### Stored data
[Begin]

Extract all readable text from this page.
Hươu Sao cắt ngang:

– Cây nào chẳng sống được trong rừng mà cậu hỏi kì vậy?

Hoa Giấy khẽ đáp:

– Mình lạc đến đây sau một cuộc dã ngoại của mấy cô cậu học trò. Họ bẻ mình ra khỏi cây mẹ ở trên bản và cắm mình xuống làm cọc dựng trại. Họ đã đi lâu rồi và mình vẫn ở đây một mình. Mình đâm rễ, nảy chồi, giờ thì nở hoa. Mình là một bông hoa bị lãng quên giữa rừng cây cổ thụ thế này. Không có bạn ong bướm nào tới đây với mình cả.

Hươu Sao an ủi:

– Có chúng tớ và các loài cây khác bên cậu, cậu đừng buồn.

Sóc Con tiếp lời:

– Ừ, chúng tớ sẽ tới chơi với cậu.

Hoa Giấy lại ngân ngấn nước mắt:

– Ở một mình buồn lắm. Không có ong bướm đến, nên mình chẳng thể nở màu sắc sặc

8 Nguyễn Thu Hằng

[End]

### Exercise
Write down the full listing again, exactly.

### Task answer
Extract all readable text from this page.
Hươu Sao cắt ngang:

– Cây nào chẳng sống được trong rừng mà cậu hỏi kì vậy?

Hoa Giấy khẽ đáp:

– Mình lạc đến đây sau một cuộc dã ngoại của mấy cô cậu học trò. Họ bẻ mình ra khỏi cây mẹ ở trên bản và cắm mình xuống làm cọc dựng trại. Họ đã đi lâu rồi và mình vẫn ở đây một mình. Mình đâm rễ, nảy chồi, giờ thì nở hoa. Mình là một bông hoa bị lãng quên giữa rừng cây cổ thụ thế này. Không có bạn ong bướm nào tới đây với mình cả.

Hươu Sao an ủi:

– Có chúng tớ và các loài cây khác bên cậu, cậu đừng buồn.

Sóc Con tiếp lời:

– Ừ, chúng tớ sẽ tới chơi với cậu.

Hoa Giấy lại ngân ngấn nước mắt:

– Ở một mình buồn lắm. Không có ong bướm đến, nên mình chẳng thể nở màu sắc sặc

8 Nguyễn Thu Hằng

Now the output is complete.